Dataset rows:
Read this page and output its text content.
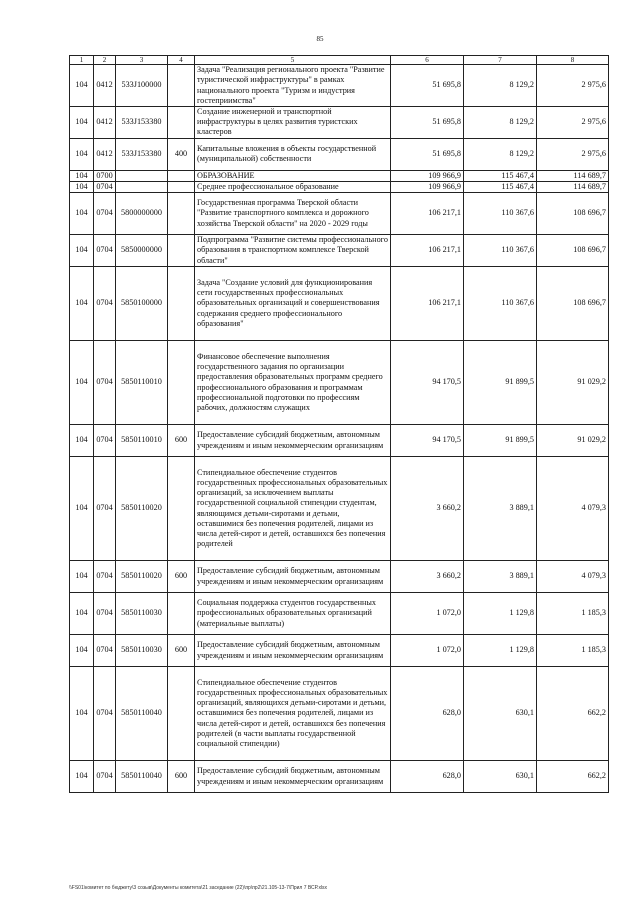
85
1	2	3	4	5	6	7	8
104	0412	533J100000		Задача "Реализация регионального проекта "Развитие туристической инфраструктуры" в рамках национального проекта "Туризм и индустрия гостеприимства"	51 695,8	8 129,2	2 975,6
104	0412	533J153380		Создание инженерной и транспортной инфраструктуры в целях развития туристских кластеров	51 695,8	8 129,2	2 975,6
104	0412	533J153380	400	Капитальные вложения в объекты государственной (муниципальной) собственности	51 695,8	8 129,2	2 975,6
104	0700			ОБРАЗОВАНИЕ	109 966,9	115 467,4	114 689,7
104	0704			Среднее профессиональное образование	109 966,9	115 467,4	114 689,7
104	0704	5800000000		Государственная программа Тверской области "Развитие транспортного комплекса и дорожного хозяйства Тверской области" на 2020 - 2029 годы	106 217,1	110 367,6	108 696,7
104	0704	5850000000		Подпрограмма "Развитие системы профессионального образования в транспортном комплексе Тверской области"	106 217,1	110 367,6	108 696,7
104	0704	5850100000		Задача "Создание условий для функционирования сети государственных профессиональных образовательных организаций и совершенствования содержания среднего профессионального образования"	106 217,1	110 367,6	108 696,7
104	0704	5850110010		Финансовое обеспечение выполнения государственного задания по организации предоставления образовательных программ среднего профессионального образования и программам профессиональной подготовки по профессиям рабочих, должностям служащих	94 170,5	91 899,5	91 029,2
104	0704	5850110010	600	Предоставление субсидий бюджетным, автономным учреждениям и иным некоммерческим организациям	94 170,5	91 899,5	91 029,2
104	0704	5850110020		Стипендиальное обеспечение студентов государственных профессиональных образовательных организаций, за исключением выплаты государственной социальной стипендии студентам, являющимся детьми-сиротами и детьми, оставшимися без попечения родителей, лицами из числа детей-сирот и детей, оставшихся без попечения родителей	3 660,2	3 889,1	4 079,3
104	0704	5850110020	600	Предоставление субсидий бюджетным, автономным учреждениям и иным некоммерческим организациям	3 660,2	3 889,1	4 079,3
104	0704	5850110030		Социальная поддержка студентов государственных профессиональных образовательных организаций (материальные выплаты)	1 072,0	1 129,8	1 185,3
104	0704	5850110030	600	Предоставление субсидий бюджетным, автономным учреждениям и иным некоммерческим организациям	1 072,0	1 129,8	1 185,3
104	0704	5850110040		Стипендиальное обеспечение студентов государственных профессиональных образовательных организаций, являющихся детьми-сиротами и детьми, оставшимися без попечения родителей, лицами из числа детей-сирот и детей, оставшихся без попечения родителей (в части выплаты государственной социальной стипендии)	628,0	630,1	662,2
104	0704	5850110040	600	Предоставление субсидий бюджетным, автономным учреждениям и иным некоммерческим организациям	628,0	630,1	662,2
\\FS01\комитет по бюджету\3 созыв\Документы комитета\21 заседание (22)\пр\пр2\21.105-13-7\Прил 7 ВСР.xlsx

# The exercise
Your task is to gather every line with the word "профессиональных" and copy it.

# Task answer
104	0704	5850100000		Задача "Создание условий для функционирования сети государственных профессиональных образовательных организаций и совершенствования содержания среднего профессионального образования"	106 217,1	110 367,6	108 696,7
104	0704	5850110020		Стипендиальное обеспечение студентов государственных профессиональных образовательных организаций, за исключением выплаты государственной социальной стипендии студентам, являющимся детьми-сиротами и детьми, оставшимися без попечения родителей, лицами из числа детей-сирот и детей, оставшихся без попечения родителей	3 660,2	3 889,1	4 079,3
104	0704	5850110030		Социальная поддержка студентов государственных профессиональных образовательных организаций (материальные выплаты)	1 072,0	1 129,8	1 185,3
104	0704	5850110040		Стипендиальное обеспечение студентов государственных профессиональных образовательных организаций, являющихся детьми-сиротами и детьми, оставшимися без попечения родителей, лицами из числа детей-сирот и детей, оставшихся без попечения родителей (в части выплаты государственной социальной стипендии)	628,0	630,1	662,2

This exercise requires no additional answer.